[BEGIN Records to process]
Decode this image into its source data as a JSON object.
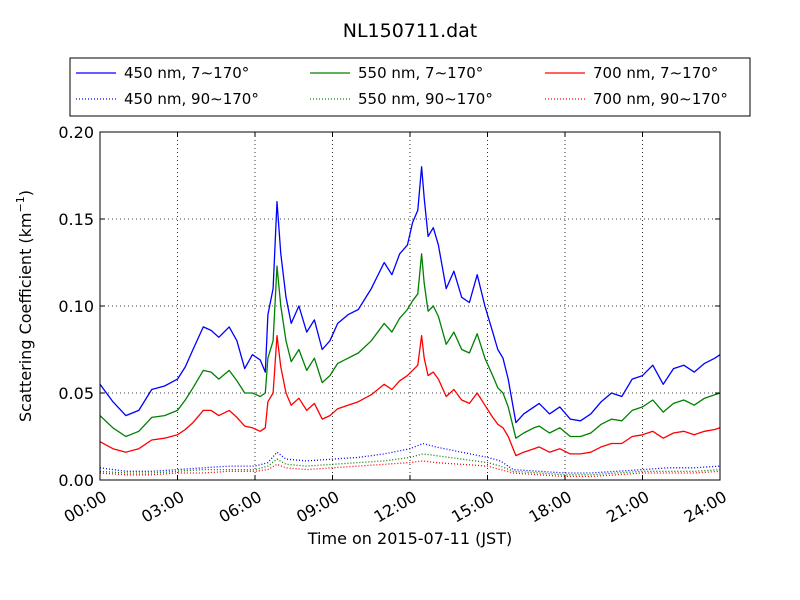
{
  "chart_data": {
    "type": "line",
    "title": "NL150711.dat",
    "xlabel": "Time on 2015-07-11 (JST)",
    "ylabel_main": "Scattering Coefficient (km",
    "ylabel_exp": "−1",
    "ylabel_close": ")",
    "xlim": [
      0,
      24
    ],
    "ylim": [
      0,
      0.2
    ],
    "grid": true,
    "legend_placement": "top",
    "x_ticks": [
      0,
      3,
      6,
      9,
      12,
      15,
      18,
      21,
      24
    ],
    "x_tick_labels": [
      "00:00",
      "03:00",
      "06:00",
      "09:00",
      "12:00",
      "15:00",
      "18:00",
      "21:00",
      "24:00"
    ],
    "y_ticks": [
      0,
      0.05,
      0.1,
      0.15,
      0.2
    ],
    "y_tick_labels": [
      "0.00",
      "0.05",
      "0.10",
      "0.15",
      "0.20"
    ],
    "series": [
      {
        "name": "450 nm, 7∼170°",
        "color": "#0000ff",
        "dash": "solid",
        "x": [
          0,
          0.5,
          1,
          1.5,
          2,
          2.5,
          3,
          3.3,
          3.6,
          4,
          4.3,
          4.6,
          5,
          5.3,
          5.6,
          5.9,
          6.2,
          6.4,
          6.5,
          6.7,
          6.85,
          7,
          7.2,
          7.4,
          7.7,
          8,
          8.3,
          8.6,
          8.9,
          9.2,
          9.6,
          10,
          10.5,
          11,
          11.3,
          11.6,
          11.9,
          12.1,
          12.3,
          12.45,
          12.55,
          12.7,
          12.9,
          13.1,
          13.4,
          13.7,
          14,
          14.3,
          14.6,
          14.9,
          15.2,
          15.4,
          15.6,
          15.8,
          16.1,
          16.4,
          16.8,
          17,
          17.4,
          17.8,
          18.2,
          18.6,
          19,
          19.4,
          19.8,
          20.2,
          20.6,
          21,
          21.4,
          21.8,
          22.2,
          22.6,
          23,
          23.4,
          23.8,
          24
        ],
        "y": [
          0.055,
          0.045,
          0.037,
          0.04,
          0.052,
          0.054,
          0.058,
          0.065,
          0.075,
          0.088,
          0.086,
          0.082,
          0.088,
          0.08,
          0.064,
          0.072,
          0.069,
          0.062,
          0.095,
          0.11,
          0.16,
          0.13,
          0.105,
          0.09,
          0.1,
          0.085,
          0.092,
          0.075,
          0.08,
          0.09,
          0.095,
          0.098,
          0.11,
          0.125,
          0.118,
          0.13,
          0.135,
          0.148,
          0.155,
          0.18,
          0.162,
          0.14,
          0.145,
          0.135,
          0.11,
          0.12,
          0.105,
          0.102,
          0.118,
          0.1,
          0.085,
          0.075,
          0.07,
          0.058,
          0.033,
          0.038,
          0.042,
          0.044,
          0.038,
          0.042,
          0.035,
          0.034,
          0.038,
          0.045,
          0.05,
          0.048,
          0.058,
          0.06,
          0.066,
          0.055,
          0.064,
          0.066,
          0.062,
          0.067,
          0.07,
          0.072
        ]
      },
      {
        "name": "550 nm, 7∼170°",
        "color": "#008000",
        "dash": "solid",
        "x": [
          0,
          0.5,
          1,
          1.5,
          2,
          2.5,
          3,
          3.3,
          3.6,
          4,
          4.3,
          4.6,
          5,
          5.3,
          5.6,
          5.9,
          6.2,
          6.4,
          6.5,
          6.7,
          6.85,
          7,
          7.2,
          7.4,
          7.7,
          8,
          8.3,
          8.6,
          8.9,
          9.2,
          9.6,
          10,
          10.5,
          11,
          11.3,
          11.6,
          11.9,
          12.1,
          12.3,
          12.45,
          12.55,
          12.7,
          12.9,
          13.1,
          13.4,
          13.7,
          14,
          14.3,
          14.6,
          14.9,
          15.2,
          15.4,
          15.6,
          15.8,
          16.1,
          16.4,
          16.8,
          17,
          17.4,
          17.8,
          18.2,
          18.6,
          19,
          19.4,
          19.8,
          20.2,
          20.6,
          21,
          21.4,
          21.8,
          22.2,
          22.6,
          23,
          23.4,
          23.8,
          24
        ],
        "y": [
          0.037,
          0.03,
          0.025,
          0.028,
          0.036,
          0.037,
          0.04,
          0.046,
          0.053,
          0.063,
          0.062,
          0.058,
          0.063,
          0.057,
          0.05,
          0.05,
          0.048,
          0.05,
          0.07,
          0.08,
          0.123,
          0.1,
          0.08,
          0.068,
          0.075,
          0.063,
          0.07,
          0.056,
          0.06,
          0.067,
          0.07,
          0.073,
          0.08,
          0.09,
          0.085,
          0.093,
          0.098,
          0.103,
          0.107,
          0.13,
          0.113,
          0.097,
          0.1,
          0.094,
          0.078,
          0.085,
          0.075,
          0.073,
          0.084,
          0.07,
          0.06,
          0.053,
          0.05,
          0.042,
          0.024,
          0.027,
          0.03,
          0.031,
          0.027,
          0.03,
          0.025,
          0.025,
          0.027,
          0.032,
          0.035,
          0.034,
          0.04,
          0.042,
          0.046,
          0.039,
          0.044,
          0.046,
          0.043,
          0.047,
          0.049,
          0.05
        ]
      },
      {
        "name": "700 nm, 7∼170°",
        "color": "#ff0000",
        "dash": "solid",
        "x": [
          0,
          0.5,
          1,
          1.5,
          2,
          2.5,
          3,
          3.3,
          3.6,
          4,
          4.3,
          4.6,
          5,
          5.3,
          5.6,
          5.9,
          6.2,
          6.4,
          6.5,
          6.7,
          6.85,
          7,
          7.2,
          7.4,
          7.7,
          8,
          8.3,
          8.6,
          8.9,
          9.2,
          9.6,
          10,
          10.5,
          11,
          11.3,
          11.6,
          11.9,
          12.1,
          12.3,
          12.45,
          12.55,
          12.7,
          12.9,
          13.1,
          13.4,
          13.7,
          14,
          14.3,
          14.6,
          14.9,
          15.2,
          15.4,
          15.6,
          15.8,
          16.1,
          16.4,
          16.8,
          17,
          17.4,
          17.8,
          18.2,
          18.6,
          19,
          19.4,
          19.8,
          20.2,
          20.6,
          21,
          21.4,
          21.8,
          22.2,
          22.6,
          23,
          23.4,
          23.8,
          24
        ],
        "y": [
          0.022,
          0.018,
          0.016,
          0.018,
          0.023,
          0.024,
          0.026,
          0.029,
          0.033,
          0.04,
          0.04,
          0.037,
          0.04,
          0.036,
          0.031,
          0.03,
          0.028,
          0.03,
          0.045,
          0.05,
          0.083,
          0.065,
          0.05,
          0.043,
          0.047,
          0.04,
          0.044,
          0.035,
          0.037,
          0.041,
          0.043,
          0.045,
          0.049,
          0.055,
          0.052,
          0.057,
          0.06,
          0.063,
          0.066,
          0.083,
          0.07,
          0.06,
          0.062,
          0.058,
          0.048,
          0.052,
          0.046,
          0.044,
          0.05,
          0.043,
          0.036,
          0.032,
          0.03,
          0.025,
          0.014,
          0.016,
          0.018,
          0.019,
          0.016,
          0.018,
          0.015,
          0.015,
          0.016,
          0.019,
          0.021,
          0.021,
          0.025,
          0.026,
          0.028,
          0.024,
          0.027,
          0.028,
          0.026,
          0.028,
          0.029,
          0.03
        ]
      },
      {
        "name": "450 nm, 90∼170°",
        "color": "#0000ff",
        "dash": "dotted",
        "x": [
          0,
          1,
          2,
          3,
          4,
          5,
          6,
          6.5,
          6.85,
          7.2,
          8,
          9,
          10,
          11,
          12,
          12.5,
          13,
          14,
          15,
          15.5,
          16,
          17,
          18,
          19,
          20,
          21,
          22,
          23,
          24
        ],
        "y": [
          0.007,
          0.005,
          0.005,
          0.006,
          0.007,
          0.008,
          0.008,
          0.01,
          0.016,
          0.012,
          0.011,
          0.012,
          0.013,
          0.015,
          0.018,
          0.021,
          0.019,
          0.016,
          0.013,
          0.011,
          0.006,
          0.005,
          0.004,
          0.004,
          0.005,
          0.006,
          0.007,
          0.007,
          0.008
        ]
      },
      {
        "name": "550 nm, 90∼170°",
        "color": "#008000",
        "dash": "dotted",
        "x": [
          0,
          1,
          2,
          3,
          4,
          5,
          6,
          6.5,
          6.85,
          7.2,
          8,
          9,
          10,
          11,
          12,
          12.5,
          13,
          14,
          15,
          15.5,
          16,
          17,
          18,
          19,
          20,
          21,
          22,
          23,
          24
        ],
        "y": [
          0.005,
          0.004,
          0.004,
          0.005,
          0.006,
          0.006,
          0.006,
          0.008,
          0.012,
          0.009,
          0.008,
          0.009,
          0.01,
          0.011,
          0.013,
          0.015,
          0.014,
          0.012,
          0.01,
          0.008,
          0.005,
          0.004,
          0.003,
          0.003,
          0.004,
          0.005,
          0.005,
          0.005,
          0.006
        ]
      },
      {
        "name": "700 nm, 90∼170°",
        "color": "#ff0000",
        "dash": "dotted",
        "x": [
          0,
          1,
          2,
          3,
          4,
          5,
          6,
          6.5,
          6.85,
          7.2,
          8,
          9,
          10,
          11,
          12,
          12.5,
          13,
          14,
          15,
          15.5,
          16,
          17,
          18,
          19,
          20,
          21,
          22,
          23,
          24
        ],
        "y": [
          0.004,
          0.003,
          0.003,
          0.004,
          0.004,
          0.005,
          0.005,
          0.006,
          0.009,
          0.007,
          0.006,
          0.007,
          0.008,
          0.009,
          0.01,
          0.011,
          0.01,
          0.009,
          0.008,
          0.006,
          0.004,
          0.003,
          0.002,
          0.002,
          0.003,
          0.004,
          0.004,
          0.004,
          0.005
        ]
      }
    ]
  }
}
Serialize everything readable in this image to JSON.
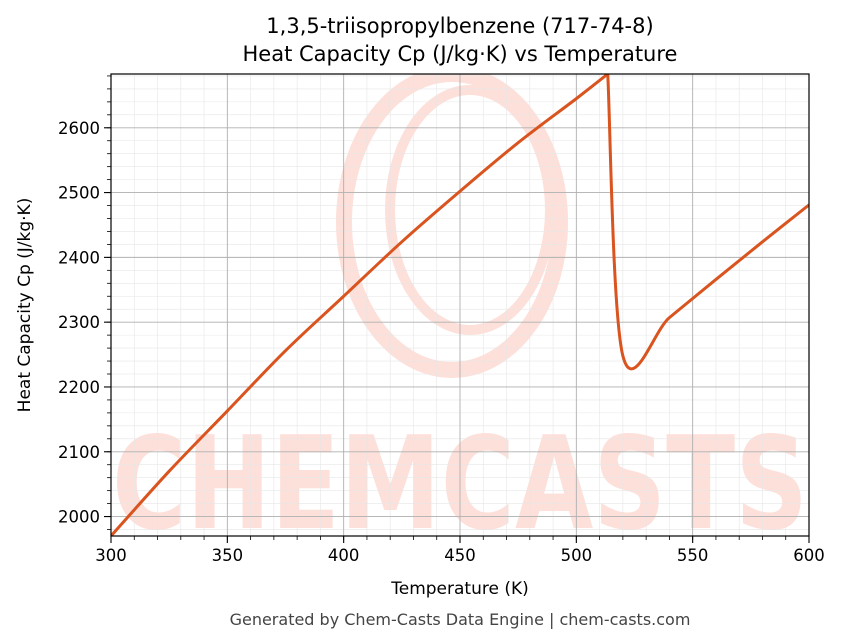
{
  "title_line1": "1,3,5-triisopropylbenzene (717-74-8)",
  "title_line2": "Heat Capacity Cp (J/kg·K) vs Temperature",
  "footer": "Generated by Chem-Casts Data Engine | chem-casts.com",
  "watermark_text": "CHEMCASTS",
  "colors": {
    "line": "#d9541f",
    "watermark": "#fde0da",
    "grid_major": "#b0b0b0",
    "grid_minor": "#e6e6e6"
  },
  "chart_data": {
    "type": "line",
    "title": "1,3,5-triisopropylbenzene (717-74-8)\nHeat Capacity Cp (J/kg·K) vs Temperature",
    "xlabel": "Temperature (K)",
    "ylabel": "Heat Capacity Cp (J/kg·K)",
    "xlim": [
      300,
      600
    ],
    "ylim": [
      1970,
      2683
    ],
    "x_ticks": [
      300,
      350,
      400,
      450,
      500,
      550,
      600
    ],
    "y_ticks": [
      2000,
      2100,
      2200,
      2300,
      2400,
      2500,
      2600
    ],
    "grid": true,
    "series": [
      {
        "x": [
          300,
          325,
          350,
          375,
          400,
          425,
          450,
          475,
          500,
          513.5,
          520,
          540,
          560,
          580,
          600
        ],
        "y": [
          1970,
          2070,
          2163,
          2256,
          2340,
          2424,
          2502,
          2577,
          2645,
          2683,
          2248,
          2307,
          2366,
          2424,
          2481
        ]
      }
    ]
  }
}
[END Records to process]
(What this task involves): How many of the lines above include the string "Temperature"? Answer with the number only.

(Output for this task): 3